Retype all of the listing exactly, passing over any picture you find.

# Dataset items

☆ ☆ ☆ ☆ ☆

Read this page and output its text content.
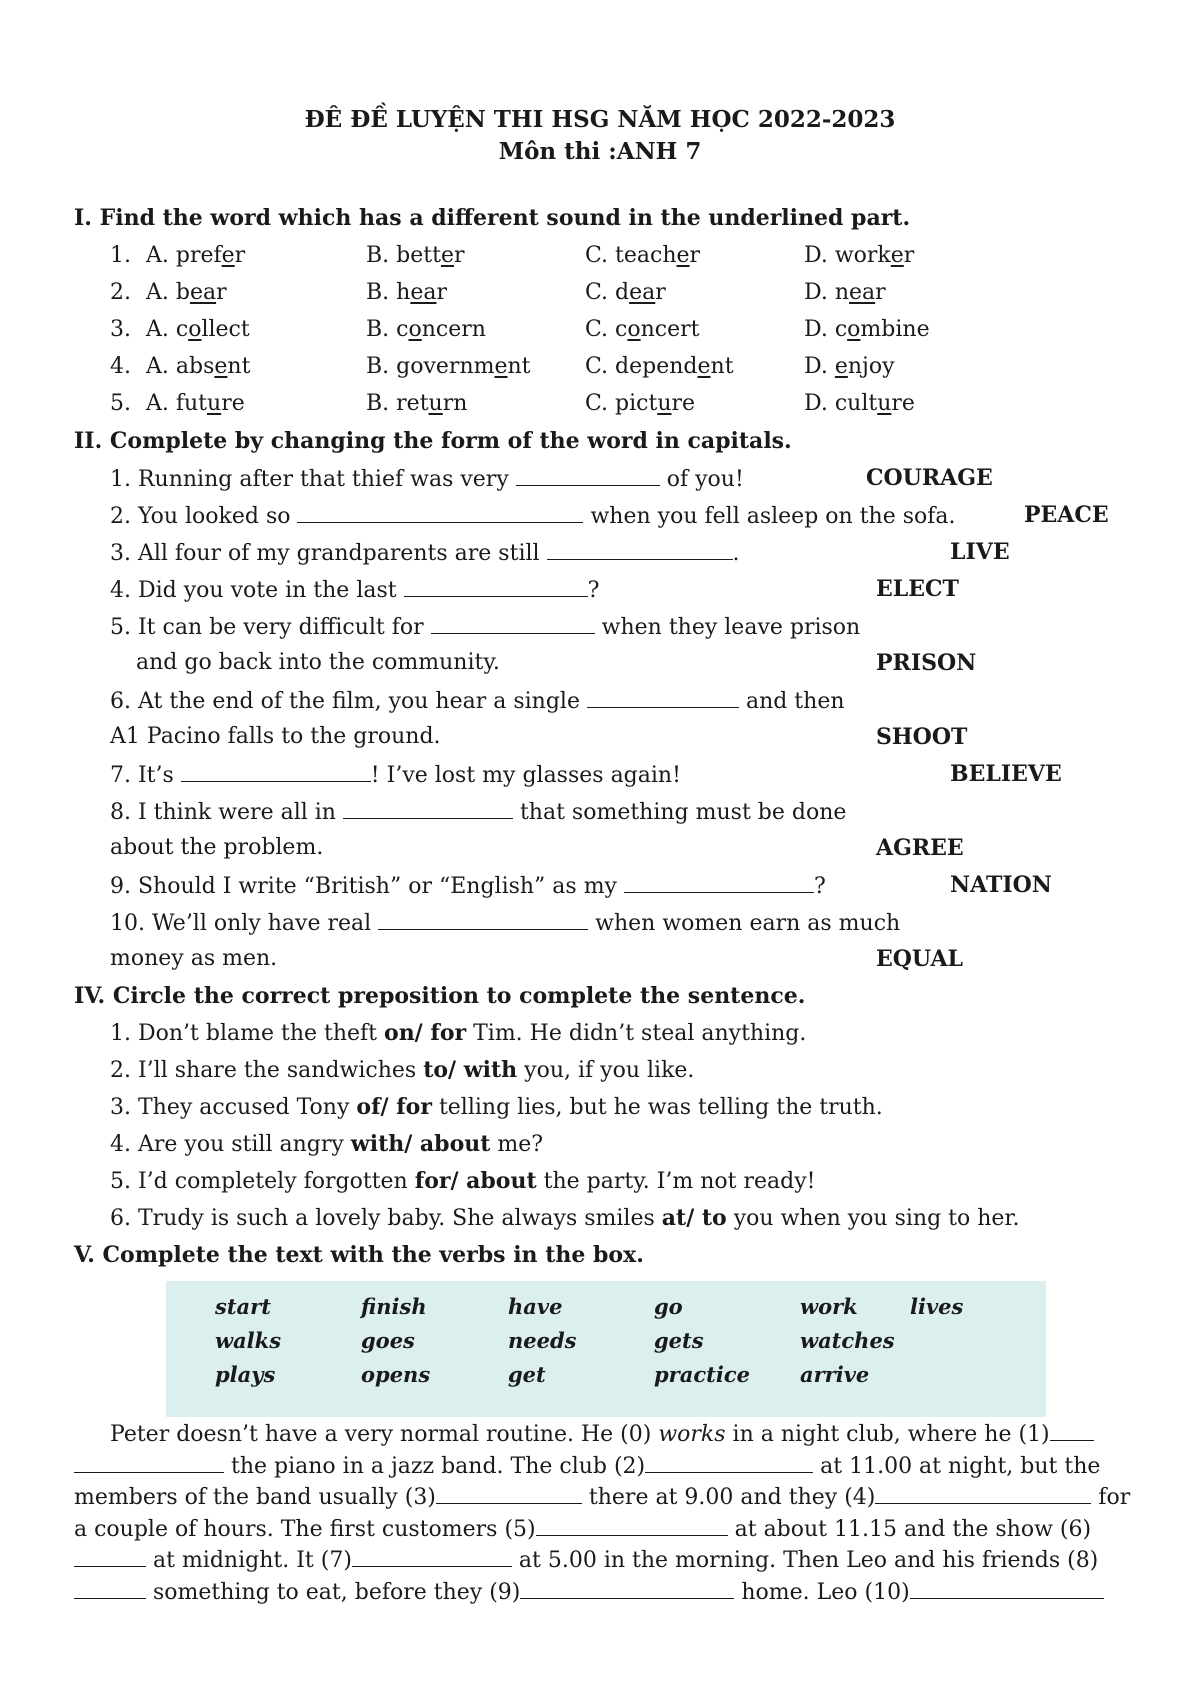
ĐÊ ĐỀ LUYỆN THI HSG NĂM HỌC 2022-2023
Môn thi :ANH 7
I. Find the word which has a different sound in the underlined part.
1. A. prefer	B. better	C. teacher	D. worker
2. A. bear	B. hear	C. dear	D. near
3. A. collect	B. concern	C. concert	D. combine
4. A. absent	B. government C. dependent	D. enjoy
5. A. future	B. return	C. picture	D. culture
II. Complete by changing the form of the word in capitals.
1. Running after that thief was very	of you!	COURAGE
2. You looked so	when you fell asleep on the sofa.	PEACE
3. All four of my grandparents are still	.	LIVE
4. Did you vote in the last	?	ELECT
5. It can be very difficult for	when they leave prison
and go back into the community.	PRISON
6. At the end of the film, you hear a single	and then
A1 Pacino falls to the ground.	SHOOT
7. It’s	! I’ve lost my glasses again!	BELIEVE
8. I think were all in	that something must be done
about the problem.	AGREE
9. Should I write “British” or “English” as my	?	NATION
10. We’ll only have real	when women earn as much
money as men.	EQUAL
IV. Circle the correct preposition to complete the sentence.
1. Don’t blame the theft on/ for Tim. He didn’t steal anything.
2. I’ll share the sandwiches to/ with you, if you like.
3. They accused Tony of/ for telling lies, but he was telling the truth.
4. Are you still angry with/ about me?
5. I’d completely forgotten for/ about the party. I’m not ready!
6. Trudy is such a lovely baby. She always smiles at/ to you when you sing to her.
V. Complete the text with the verbs in the box.
start	finish	have	go	work lives
walks	goes	needs	gets	watches
plays	opens	get	practice arrive
Peter doesn’t have a very normal routine. He (0) works in a night club, where he (1)
the piano in a jazz band. The club (2)	at 11.00 at night, but the
members of the band usually (3)	there at 9.00 and they (4)	for
a couple of hours. The first customers (5)	at about 11.15 and the show (6)
at midnight. It (7)	at 5.00 in the morning. Then Leo and his friends (8)
something to eat, before they (9)	home. Leo (10)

☆ ☆ ☆ ☆ ☆

# Solved exercise
Read this page and output its text content.
ĐÊ ĐỀ LUYỆN THI HSG NĂM HỌC 2022-2023
Môn thi :ANH 7
I. Find the word which has a different sound in the underlined part.
1. A. prefer	B. better	C. teacher	D. worker
2. A. bear	B. hear	C. dear	D. near
3. A. collect	B. concern	C. concert	D. combine
4. A. absent	B. government C. dependent	D. enjoy
5. A. future	B. return	C. picture	D. culture
II. Complete by changing the form of the word in capitals.
1. Running after that thief was very	of you!	COURAGE
2. You looked so	when you fell asleep on the sofa.	PEACE
3. All four of my grandparents are still	.	LIVE
4. Did you vote in the last	?	ELECT
5. It can be very difficult for	when they leave prison
and go back into the community.	PRISON
6. At the end of the film, you hear a single	and then
A1 Pacino falls to the ground.	SHOOT
7. It’s	! I’ve lost my glasses again!	BELIEVE
8. I think were all in	that something must be done
about the problem.	AGREE
9. Should I write “British” or “English” as my	?	NATION
10. We’ll only have real	when women earn as much
money as men.	EQUAL
IV. Circle the correct preposition to complete the sentence.
1. Don’t blame the theft on/ for Tim. He didn’t steal anything.
2. I’ll share the sandwiches to/ with you, if you like.
3. They accused Tony of/ for telling lies, but he was telling the truth.
4. Are you still angry with/ about me?
5. I’d completely forgotten for/ about the party. I’m not ready!
6. Trudy is such a lovely baby. She always smiles at/ to you when you sing to her.
V. Complete the text with the verbs in the box.
start	finish	have	go	work lives
walks	goes	needs	gets	watches
plays	opens	get	practice arrive
Peter doesn’t have a very normal routine. He (0) works in a night club, where he (1)
the piano in a jazz band. The club (2)	at 11.00 at night, but the
members of the band usually (3)	there at 9.00 and they (4)	for
a couple of hours. The first customers (5)	at about 11.15 and the show (6)
at midnight. It (7)	at 5.00 in the morning. Then Leo and his friends (8)
something to eat, before they (9)	home. Leo (10)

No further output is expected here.